■ CHALLENGE ■
Copy out the data lines verbatim, starting at the line that contains "- dimension-label-8: Generative" and ending at the line that contains "- lens-label-line1: Theoretical".

╭─ MATERIAL FOR THIS EXERCISE

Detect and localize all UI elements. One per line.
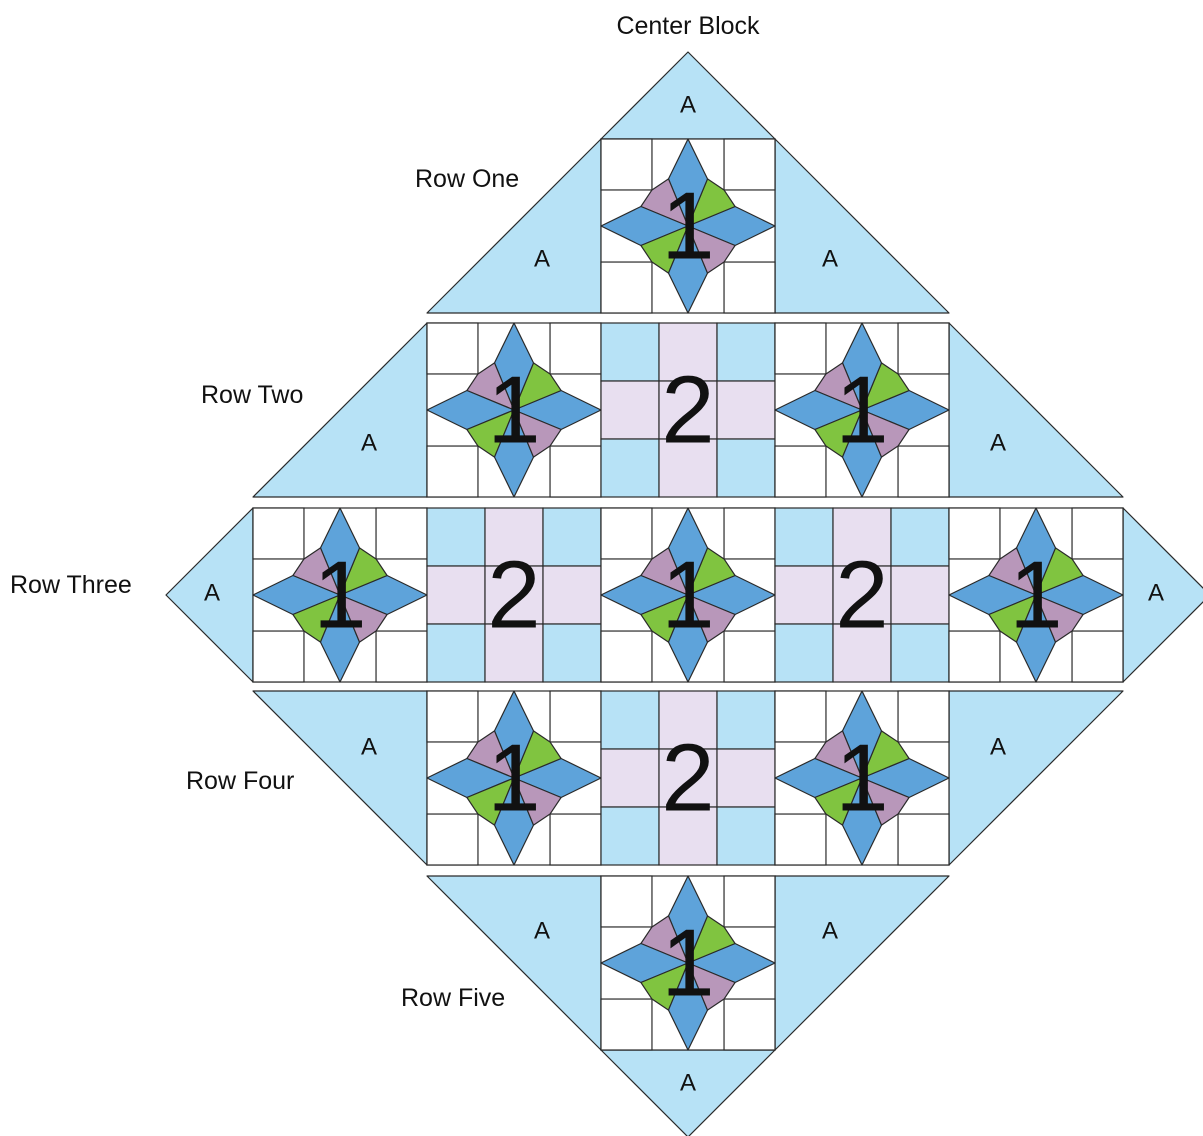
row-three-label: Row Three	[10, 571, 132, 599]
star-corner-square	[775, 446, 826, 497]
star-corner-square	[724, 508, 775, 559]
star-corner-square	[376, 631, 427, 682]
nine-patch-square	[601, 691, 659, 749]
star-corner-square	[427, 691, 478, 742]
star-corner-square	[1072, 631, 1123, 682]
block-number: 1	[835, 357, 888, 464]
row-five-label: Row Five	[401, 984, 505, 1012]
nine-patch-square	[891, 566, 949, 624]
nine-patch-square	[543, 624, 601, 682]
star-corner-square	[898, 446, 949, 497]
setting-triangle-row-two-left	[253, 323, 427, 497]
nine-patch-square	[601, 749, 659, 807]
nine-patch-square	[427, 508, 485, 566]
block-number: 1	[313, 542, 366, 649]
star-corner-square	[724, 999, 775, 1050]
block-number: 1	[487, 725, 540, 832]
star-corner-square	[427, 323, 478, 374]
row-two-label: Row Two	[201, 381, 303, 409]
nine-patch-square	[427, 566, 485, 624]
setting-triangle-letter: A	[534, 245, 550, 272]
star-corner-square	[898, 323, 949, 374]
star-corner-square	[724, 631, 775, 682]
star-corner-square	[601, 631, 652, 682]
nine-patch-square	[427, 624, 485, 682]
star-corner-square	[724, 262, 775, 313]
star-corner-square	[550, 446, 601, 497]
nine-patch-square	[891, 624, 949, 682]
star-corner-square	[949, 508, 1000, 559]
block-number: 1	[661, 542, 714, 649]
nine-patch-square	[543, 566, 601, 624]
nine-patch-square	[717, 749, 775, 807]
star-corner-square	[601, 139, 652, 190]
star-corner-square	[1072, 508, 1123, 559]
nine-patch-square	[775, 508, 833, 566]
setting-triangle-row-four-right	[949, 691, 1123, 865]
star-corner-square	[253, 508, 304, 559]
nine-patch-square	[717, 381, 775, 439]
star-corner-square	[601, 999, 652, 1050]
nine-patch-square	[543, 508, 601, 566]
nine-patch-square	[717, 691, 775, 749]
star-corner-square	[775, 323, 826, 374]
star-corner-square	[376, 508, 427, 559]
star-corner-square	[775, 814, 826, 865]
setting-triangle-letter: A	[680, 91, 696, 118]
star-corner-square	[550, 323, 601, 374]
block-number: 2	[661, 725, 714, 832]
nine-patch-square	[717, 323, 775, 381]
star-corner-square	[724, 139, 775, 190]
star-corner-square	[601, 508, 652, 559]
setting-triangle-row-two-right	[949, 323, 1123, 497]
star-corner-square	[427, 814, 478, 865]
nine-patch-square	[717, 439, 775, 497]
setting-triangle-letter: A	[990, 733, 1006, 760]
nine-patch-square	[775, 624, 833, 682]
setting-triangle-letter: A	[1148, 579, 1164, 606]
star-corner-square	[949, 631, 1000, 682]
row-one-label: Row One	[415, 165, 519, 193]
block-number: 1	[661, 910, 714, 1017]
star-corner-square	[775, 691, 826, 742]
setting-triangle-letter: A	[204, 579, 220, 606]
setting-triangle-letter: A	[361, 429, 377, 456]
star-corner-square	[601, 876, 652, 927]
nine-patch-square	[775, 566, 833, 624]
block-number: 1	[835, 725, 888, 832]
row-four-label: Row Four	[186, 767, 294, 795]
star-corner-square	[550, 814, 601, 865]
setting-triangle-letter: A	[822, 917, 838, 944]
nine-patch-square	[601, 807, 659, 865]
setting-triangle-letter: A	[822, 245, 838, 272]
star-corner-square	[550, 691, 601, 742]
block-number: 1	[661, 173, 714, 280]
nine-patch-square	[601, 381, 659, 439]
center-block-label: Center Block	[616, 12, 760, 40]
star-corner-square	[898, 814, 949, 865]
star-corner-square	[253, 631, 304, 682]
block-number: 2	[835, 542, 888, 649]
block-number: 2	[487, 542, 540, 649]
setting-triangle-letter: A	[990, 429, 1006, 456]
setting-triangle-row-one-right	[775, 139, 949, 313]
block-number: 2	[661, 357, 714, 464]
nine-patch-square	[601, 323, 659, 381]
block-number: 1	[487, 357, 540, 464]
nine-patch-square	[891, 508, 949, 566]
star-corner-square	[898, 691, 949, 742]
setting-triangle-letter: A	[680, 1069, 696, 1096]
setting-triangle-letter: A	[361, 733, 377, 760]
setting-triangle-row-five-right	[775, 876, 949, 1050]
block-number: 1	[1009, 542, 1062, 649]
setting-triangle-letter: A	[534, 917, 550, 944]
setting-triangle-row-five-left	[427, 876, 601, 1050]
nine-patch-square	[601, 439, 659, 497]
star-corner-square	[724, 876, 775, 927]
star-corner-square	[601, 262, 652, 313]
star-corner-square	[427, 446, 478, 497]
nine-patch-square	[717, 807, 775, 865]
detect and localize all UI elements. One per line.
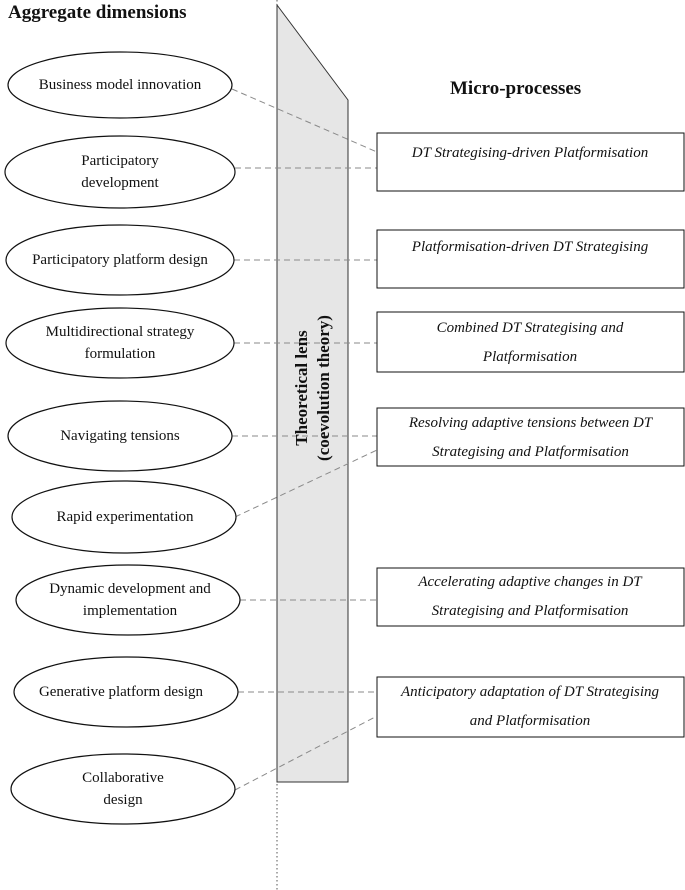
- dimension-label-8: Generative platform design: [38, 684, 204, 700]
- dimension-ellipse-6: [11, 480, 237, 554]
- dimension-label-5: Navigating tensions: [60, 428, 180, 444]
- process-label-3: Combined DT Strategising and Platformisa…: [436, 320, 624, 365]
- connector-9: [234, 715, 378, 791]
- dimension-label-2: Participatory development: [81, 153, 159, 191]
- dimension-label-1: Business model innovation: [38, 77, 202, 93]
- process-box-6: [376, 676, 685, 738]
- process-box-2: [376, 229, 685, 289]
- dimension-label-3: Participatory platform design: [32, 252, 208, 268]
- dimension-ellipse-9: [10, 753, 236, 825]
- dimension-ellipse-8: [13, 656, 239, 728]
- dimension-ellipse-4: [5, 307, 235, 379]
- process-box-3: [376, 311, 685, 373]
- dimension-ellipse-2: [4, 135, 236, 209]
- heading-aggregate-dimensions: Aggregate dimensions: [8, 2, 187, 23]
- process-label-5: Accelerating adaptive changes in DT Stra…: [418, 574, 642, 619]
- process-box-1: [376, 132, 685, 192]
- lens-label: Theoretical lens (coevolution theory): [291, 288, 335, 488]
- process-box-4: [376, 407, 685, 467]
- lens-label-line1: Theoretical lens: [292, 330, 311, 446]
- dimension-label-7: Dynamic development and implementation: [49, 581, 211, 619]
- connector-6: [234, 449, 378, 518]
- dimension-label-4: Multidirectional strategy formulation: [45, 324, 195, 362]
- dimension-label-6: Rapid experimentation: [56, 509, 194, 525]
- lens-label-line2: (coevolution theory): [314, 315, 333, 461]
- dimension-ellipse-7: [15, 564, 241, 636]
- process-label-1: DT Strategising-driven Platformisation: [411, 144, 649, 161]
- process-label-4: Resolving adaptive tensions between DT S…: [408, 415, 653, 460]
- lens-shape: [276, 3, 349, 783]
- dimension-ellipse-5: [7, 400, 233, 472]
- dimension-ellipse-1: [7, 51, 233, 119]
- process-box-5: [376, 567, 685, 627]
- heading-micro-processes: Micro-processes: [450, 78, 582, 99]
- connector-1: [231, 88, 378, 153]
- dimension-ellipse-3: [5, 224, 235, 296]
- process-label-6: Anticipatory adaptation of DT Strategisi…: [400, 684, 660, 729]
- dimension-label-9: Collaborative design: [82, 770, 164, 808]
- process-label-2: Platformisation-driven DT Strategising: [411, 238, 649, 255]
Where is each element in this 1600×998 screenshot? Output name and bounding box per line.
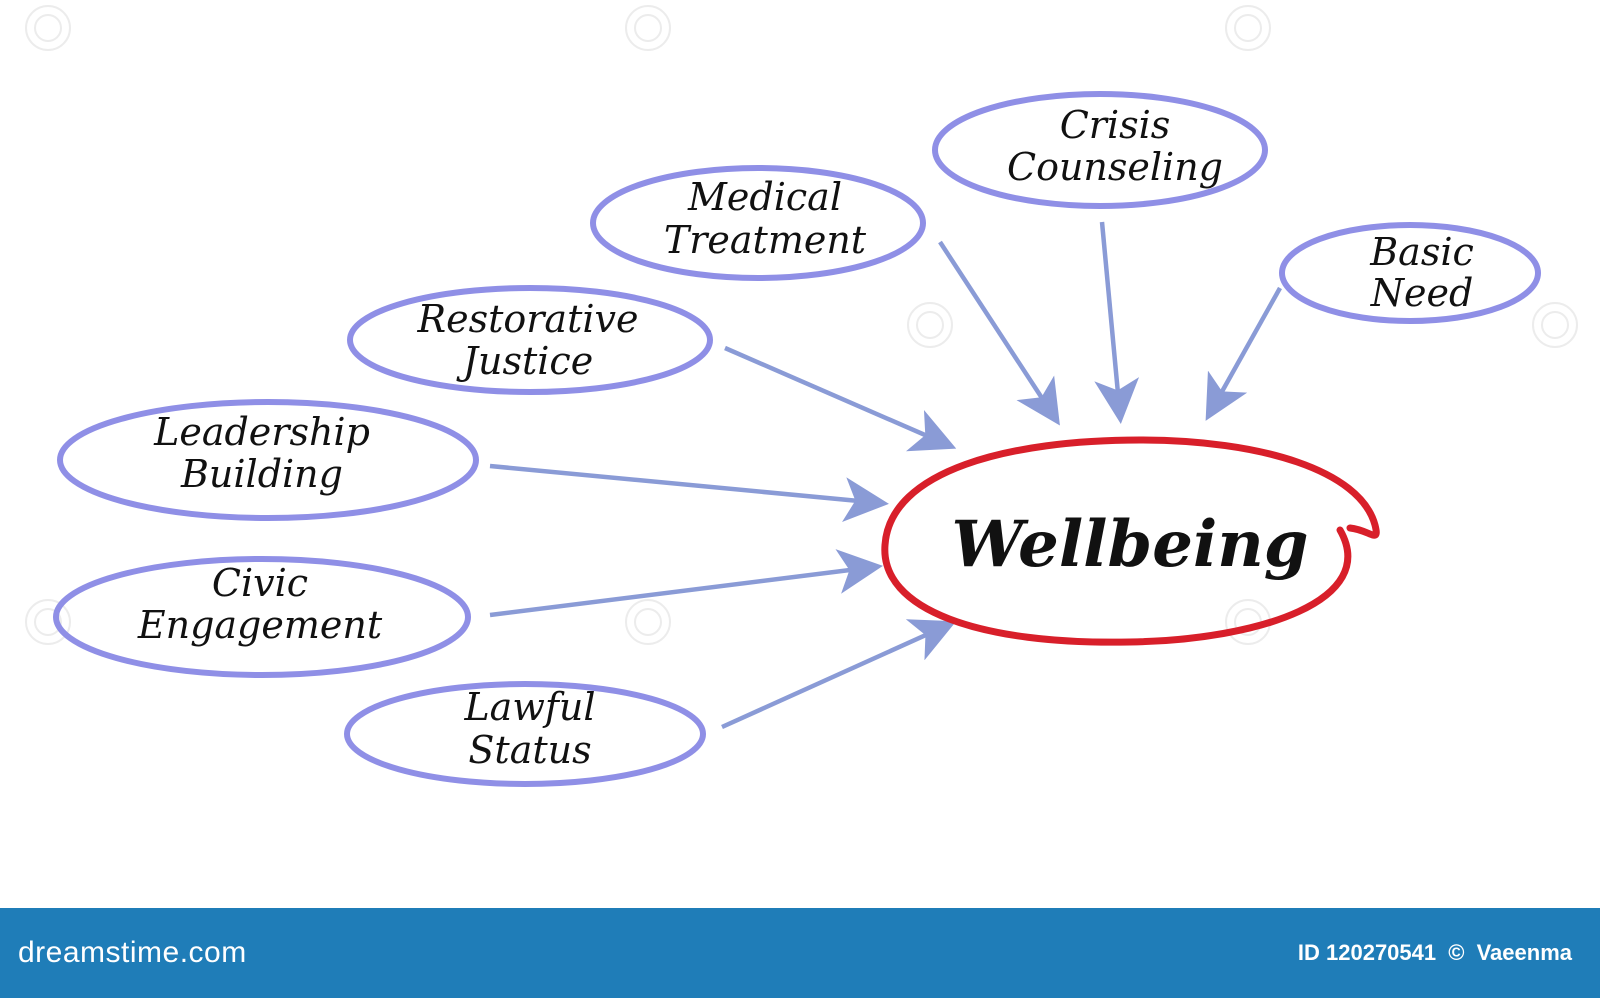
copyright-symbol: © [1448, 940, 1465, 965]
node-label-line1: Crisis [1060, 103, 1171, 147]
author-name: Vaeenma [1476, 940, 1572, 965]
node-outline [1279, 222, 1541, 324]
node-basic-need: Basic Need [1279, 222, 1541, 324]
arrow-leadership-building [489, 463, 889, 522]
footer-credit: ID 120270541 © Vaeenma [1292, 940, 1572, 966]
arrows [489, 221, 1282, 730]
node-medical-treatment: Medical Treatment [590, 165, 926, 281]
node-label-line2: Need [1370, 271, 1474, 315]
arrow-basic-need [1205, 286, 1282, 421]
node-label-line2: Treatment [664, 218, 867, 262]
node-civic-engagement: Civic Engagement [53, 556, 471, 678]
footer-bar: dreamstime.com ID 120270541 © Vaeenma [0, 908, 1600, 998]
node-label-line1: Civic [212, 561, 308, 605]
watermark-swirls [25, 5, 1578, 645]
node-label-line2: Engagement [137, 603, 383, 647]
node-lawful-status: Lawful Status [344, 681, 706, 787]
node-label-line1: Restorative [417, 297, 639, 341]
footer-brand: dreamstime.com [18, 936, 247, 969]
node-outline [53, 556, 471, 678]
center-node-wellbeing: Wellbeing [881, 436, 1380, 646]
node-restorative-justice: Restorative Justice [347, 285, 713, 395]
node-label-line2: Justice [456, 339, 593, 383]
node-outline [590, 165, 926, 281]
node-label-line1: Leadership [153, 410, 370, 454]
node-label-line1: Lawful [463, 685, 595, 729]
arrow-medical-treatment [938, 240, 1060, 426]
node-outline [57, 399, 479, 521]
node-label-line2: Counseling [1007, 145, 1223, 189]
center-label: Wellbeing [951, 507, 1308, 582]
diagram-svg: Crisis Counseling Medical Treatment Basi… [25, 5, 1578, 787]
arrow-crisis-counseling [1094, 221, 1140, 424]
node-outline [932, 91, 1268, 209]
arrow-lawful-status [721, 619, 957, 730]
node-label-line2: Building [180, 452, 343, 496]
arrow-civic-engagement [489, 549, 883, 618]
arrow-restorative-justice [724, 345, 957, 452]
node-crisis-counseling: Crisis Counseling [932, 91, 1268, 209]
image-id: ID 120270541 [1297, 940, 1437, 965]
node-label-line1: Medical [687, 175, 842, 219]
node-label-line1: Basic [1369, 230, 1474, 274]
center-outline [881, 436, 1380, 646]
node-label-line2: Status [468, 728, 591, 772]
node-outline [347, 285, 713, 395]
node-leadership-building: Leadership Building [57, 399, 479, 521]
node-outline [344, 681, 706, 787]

╰─

■ THE ANSWER ■
- dimension-label-8: Generative platform design: [38, 684, 204, 700]
- dimension-ellipse-6: [11, 480, 237, 554]
- dimension-label-5: Navigating tensions: [60, 428, 180, 444]
- process-label-3: Combined DT Strategising and Platformisa…: [436, 320, 624, 365]
- connector-9: [234, 715, 378, 791]
- dimension-label-2: Participatory development: [81, 153, 159, 191]
- dimension-label-1: Business model innovation: [38, 77, 202, 93]
- process-box-6: [376, 676, 685, 738]
- process-box-2: [376, 229, 685, 289]
- dimension-label-3: Participatory platform design: [32, 252, 208, 268]
- dimension-ellipse-9: [10, 753, 236, 825]
- dimension-ellipse-8: [13, 656, 239, 728]
- dimension-ellipse-4: [5, 307, 235, 379]
- process-box-3: [376, 311, 685, 373]
- dimension-ellipse-2: [4, 135, 236, 209]
- heading-aggregate-dimensions: Aggregate dimensions: [8, 2, 187, 23]
- process-label-5: Accelerating adaptive changes in DT Stra…: [418, 574, 642, 619]
- process-box-1: [376, 132, 685, 192]
- lens-label: Theoretical lens (coevolution theory): [291, 288, 335, 488]
- process-box-4: [376, 407, 685, 467]
- lens-label-line1: Theoretical lens: [292, 330, 311, 446]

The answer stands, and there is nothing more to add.